Excerpt from a dataset -
####################

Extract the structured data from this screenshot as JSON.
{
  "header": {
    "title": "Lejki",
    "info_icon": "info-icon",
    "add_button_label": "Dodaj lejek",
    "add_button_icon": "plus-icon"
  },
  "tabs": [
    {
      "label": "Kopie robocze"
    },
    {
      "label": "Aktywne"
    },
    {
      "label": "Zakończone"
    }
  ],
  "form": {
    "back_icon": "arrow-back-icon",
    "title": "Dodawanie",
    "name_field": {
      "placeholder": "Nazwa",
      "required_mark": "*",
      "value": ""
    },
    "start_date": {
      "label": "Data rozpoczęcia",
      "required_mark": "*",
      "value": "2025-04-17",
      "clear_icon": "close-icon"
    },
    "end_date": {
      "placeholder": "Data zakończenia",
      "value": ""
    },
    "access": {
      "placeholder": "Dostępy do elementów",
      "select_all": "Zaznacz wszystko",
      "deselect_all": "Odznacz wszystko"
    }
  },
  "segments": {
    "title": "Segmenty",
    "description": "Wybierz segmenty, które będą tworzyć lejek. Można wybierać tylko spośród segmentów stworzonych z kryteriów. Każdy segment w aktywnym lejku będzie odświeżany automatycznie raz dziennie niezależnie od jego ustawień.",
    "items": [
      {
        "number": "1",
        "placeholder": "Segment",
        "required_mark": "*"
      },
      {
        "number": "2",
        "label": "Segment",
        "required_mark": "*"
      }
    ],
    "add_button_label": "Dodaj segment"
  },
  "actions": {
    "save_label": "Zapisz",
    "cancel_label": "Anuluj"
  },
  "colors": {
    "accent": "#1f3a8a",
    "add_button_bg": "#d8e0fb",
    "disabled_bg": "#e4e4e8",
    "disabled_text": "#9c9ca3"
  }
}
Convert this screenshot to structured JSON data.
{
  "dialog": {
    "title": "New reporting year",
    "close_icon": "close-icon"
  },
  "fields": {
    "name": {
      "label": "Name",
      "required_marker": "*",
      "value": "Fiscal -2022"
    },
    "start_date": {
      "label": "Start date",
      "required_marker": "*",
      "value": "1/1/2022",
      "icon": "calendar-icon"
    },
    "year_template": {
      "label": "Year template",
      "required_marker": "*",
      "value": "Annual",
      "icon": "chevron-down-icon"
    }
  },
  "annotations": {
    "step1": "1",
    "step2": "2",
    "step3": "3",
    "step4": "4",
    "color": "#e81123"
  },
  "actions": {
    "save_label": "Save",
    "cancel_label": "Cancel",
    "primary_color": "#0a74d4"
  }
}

####################

Short exercise -
Return the material exactly as it stands.

Worked answer -
Extract the structured data from this screenshot as JSON.
{
  "header": {
    "title": "Lejki",
    "info_icon": "info-icon",
    "add_button_label": "Dodaj lejek",
    "add_button_icon": "plus-icon"
  },
  "tabs": [
    {
      "label": "Kopie robocze"
    },
    {
      "label": "Aktywne"
    },
    {
      "label": "Zakończone"
    }
  ],
  "form": {
    "back_icon": "arrow-back-icon",
    "title": "Dodawanie",
    "name_field": {
      "placeholder": "Nazwa",
      "required_mark": "*",
      "value": ""
    },
    "start_date": {
      "label": "Data rozpoczęcia",
      "required_mark": "*",
      "value": "2025-04-17",
      "clear_icon": "close-icon"
    },
    "end_date": {
      "placeholder": "Data zakończenia",
      "value": ""
    },
    "access": {
      "placeholder": "Dostępy do elementów",
      "select_all": "Zaznacz wszystko",
      "deselect_all": "Odznacz wszystko"
    }
  },
  "segments": {
    "title": "Segmenty",
    "description": "Wybierz segmenty, które będą tworzyć lejek. Można wybierać tylko spośród segmentów stworzonych z kryteriów. Każdy segment w aktywnym lejku będzie odświeżany automatycznie raz dziennie niezależnie od jego ustawień.",
    "items": [
      {
        "number": "1",
        "placeholder": "Segment",
        "required_mark": "*"
      },
      {
        "number": "2",
        "label": "Segment",
        "required_mark": "*"
      }
    ],
    "add_button_label": "Dodaj segment"
  },
  "actions": {
    "save_label": "Zapisz",
    "cancel_label": "Anuluj"
  },
  "colors": {
    "accent": "#1f3a8a",
    "add_button_bg": "#d8e0fb",
    "disabled_bg": "#e4e4e8",
    "disabled_text": "#9c9ca3"
  }
}
Convert this screenshot to structured JSON data.
{
  "dialog": {
    "title": "New reporting year",
    "close_icon": "close-icon"
  },
  "fields": {
    "name": {
      "label": "Name",
      "required_marker": "*",
      "value": "Fiscal -2022"
    },
    "start_date": {
      "label": "Start date",
      "required_marker": "*",
      "value": "1/1/2022",
      "icon": "calendar-icon"
    },
    "year_template": {
      "label": "Year template",
      "required_marker": "*",
      "value": "Annual",
      "icon": "chevron-down-icon"
    }
  },
  "annotations": {
    "step1": "1",
    "step2": "2",
    "step3": "3",
    "step4": "4",
    "color": "#e81123"
  },
  "actions": {
    "save_label": "Save",
    "cancel_label": "Cancel",
    "primary_color": "#0a74d4"
  }
}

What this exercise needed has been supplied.